» **Brief**
Find every line of the listing below where "Available" appears, and copy it.

» **Data shown**
* * *

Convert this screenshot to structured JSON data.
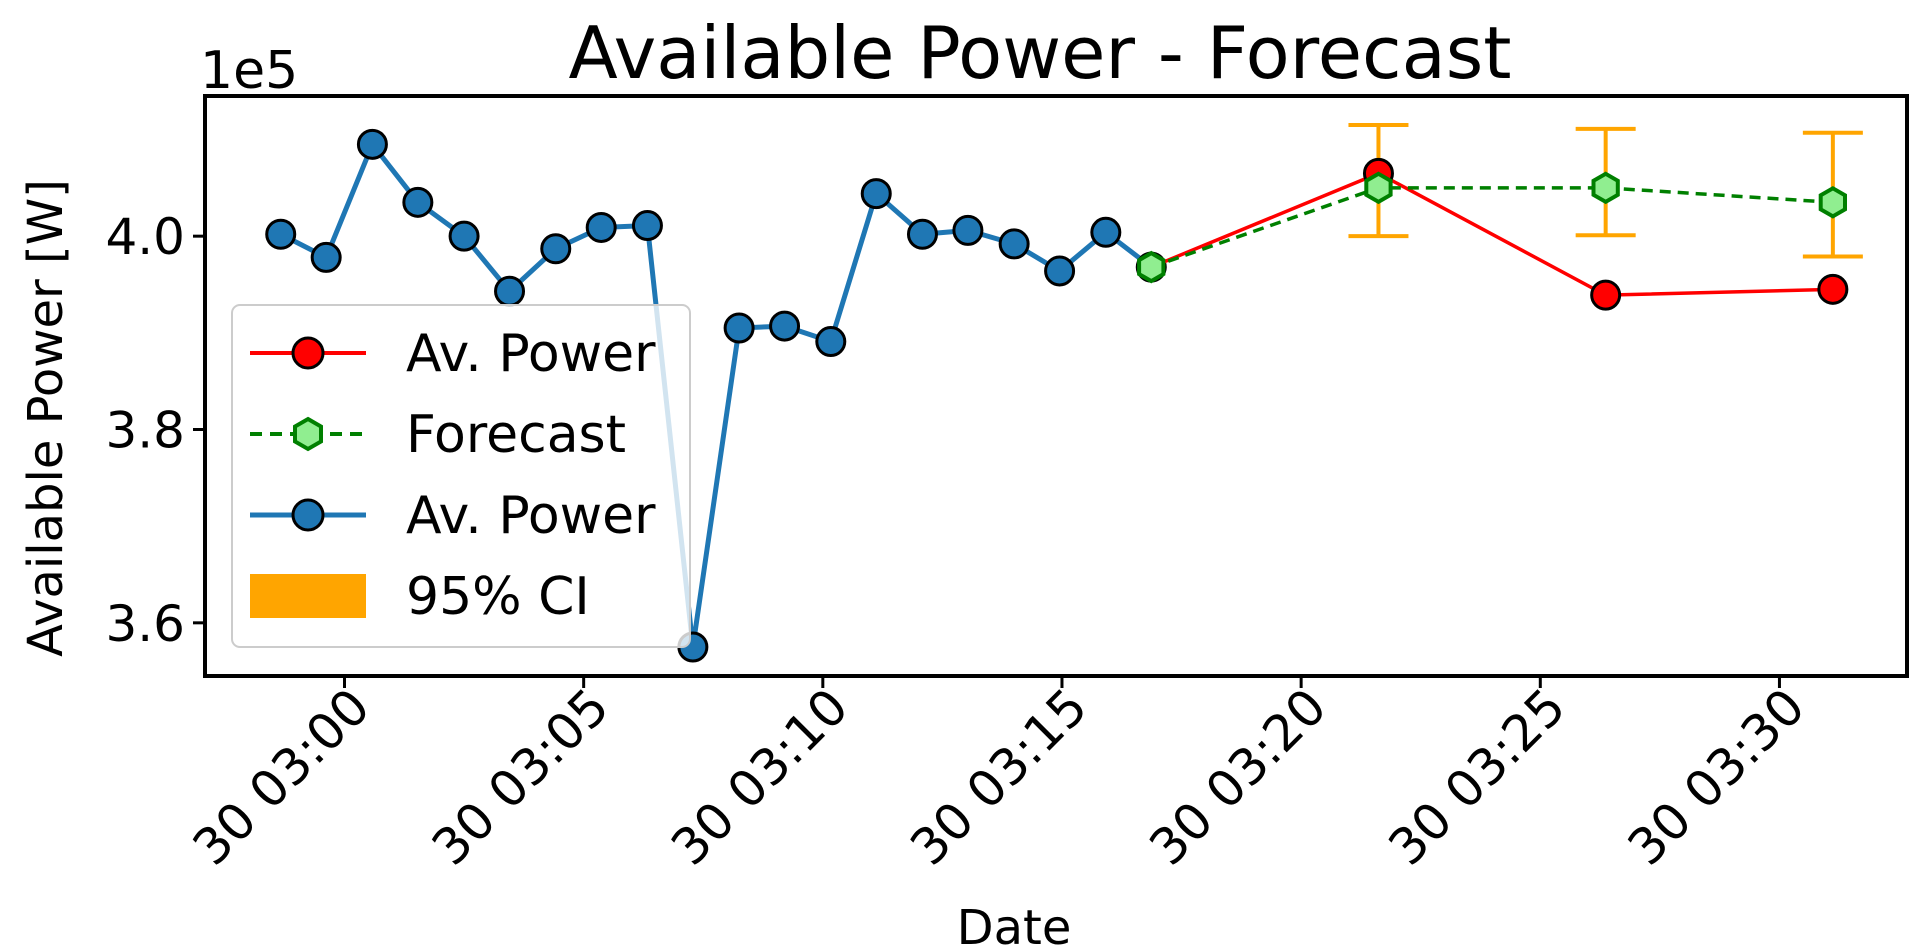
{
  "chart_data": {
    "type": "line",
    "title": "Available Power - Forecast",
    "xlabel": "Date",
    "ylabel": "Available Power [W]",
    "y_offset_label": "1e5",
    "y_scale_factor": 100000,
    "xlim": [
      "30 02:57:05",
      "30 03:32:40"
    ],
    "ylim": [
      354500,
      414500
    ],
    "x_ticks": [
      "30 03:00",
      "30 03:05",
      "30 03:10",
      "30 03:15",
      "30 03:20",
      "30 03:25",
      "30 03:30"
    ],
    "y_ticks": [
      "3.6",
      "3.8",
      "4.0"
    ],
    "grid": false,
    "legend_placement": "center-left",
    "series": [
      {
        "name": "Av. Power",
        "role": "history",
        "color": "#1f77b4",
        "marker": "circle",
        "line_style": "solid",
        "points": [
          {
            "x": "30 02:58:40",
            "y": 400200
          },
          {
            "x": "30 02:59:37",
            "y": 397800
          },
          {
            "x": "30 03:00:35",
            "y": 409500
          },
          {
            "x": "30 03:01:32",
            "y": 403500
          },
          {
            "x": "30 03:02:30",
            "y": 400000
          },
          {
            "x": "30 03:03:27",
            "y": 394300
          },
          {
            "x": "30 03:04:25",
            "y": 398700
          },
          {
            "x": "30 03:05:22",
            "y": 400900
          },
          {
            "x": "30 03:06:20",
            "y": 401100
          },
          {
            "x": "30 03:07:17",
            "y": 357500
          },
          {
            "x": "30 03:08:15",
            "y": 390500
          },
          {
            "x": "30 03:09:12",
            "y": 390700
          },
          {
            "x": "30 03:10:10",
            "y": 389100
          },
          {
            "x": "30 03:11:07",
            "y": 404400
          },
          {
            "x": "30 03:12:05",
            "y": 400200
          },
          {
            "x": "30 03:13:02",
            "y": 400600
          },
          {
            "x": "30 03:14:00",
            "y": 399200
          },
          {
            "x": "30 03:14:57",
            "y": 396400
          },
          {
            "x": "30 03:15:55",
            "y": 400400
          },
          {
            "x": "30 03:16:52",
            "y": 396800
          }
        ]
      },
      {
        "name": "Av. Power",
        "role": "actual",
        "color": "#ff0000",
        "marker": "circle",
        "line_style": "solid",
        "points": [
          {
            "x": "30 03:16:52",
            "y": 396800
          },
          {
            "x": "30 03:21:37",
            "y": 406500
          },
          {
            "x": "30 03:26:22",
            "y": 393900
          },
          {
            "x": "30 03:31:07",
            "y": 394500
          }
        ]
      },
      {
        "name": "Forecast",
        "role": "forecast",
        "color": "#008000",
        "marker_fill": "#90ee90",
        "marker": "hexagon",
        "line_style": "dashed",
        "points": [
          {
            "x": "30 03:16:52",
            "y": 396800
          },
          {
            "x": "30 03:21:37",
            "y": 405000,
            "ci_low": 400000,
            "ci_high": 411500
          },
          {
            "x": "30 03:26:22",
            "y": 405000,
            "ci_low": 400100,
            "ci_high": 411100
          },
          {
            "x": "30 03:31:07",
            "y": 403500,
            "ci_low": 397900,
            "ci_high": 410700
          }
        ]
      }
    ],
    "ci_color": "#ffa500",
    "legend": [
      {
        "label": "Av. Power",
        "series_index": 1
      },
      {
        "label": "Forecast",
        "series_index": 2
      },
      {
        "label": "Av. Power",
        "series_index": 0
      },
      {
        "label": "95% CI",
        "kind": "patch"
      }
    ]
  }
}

* * *

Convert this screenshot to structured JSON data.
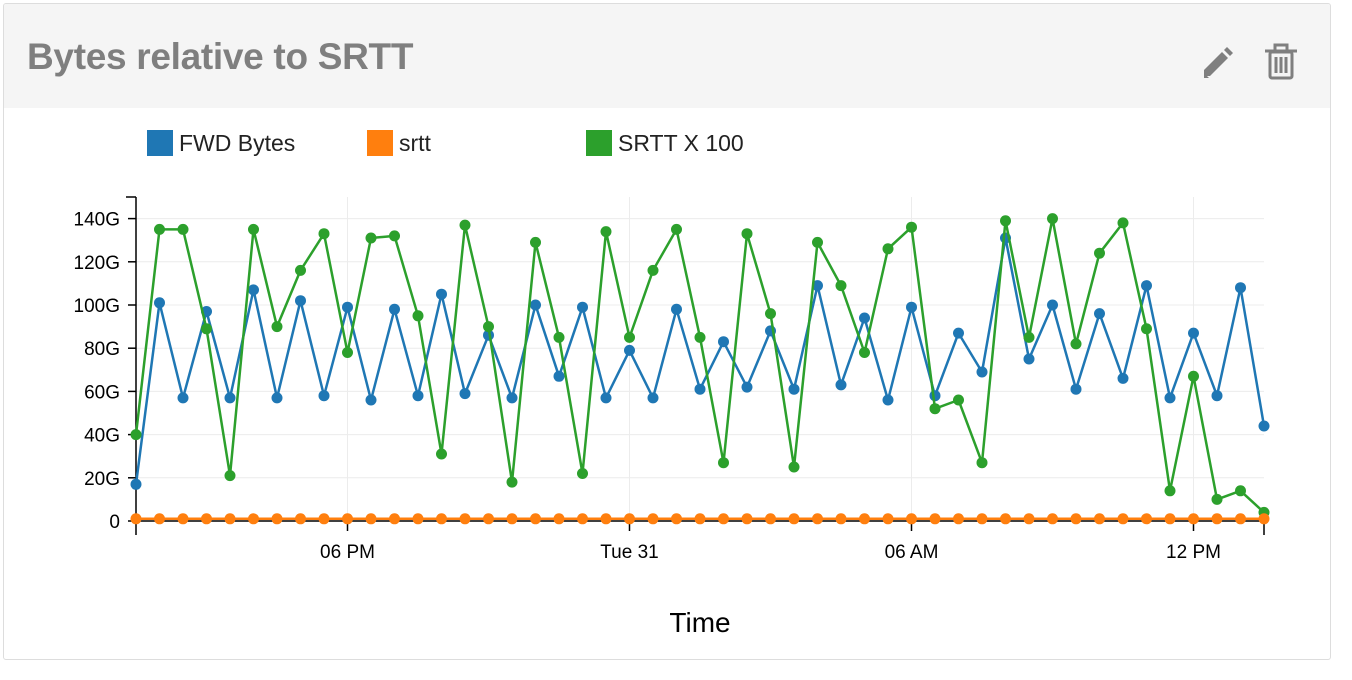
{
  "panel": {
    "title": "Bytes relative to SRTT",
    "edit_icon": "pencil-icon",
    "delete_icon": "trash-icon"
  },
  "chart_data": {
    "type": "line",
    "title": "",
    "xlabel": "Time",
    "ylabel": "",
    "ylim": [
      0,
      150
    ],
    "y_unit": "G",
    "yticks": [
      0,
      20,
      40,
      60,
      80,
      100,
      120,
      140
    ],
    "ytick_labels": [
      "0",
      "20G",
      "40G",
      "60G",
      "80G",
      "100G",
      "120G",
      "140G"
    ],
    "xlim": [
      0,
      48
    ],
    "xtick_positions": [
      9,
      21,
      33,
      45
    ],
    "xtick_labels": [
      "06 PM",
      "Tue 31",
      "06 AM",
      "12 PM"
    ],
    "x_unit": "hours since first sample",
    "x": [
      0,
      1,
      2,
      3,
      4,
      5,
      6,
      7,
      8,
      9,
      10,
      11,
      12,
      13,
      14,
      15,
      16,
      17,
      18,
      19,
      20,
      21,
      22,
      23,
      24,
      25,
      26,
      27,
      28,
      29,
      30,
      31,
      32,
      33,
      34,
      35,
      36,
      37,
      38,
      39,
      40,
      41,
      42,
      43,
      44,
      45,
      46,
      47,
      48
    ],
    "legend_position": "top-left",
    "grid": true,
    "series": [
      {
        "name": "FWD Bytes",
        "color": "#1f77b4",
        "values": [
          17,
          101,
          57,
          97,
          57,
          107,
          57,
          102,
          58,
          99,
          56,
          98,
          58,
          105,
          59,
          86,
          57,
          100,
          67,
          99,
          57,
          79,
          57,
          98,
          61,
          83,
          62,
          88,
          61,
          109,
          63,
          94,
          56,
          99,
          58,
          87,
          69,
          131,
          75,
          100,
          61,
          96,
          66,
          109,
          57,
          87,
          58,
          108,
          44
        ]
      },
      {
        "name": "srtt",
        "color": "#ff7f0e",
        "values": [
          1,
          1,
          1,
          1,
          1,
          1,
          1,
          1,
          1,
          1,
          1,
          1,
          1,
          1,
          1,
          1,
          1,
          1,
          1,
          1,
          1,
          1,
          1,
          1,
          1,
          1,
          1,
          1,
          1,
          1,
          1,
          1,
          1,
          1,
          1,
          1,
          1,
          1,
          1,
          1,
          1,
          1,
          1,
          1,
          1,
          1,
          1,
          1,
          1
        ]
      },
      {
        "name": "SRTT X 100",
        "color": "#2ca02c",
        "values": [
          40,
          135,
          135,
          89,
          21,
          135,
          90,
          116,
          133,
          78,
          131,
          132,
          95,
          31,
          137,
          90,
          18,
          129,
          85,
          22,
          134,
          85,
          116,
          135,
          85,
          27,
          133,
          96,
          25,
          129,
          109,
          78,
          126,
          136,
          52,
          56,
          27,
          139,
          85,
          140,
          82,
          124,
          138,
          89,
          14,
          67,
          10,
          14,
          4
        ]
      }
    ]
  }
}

* * *

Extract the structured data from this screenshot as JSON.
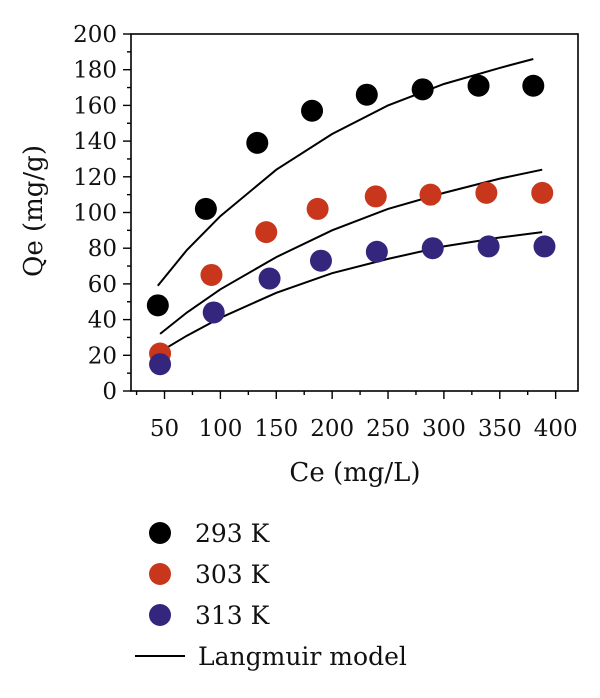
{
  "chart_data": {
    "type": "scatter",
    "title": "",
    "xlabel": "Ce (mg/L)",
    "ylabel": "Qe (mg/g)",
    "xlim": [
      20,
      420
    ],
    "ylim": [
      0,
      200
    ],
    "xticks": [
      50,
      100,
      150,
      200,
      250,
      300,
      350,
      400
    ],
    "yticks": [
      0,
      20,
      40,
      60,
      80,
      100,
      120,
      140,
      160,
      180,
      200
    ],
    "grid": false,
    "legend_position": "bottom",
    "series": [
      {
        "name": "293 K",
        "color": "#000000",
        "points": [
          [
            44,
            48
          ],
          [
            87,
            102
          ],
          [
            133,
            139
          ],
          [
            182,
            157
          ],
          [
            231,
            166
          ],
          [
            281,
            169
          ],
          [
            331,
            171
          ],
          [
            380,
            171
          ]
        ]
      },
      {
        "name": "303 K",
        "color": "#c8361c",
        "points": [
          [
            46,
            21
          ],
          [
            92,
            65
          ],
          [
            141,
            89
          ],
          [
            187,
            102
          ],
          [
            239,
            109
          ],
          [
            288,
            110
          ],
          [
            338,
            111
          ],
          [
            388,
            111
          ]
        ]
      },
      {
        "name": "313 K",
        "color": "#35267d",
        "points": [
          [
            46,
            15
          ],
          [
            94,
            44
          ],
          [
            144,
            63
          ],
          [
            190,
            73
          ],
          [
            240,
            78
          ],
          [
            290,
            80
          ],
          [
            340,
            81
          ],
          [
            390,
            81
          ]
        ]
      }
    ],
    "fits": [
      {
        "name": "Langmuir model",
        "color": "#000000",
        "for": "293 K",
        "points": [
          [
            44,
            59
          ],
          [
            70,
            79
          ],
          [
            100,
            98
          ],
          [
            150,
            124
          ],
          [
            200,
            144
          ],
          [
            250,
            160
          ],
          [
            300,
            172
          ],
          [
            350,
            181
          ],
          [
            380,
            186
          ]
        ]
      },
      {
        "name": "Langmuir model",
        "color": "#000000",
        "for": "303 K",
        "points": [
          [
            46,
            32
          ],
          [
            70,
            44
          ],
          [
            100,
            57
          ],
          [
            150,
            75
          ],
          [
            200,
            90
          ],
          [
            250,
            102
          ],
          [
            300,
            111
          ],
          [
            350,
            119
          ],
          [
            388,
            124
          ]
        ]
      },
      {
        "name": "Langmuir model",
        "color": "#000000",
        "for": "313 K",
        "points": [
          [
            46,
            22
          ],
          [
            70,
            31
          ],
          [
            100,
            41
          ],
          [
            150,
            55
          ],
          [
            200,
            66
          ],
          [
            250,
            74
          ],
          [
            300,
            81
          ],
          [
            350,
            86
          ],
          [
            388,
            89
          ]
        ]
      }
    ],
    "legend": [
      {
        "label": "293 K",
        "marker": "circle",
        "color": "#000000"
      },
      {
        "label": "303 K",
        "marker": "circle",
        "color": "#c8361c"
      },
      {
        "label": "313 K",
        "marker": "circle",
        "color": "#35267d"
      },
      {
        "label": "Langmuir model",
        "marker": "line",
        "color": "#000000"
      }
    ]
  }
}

* * *

» **Solved problem**
    "title": "Available Power - Forecast",
    "ylabel": "Available Power [W]",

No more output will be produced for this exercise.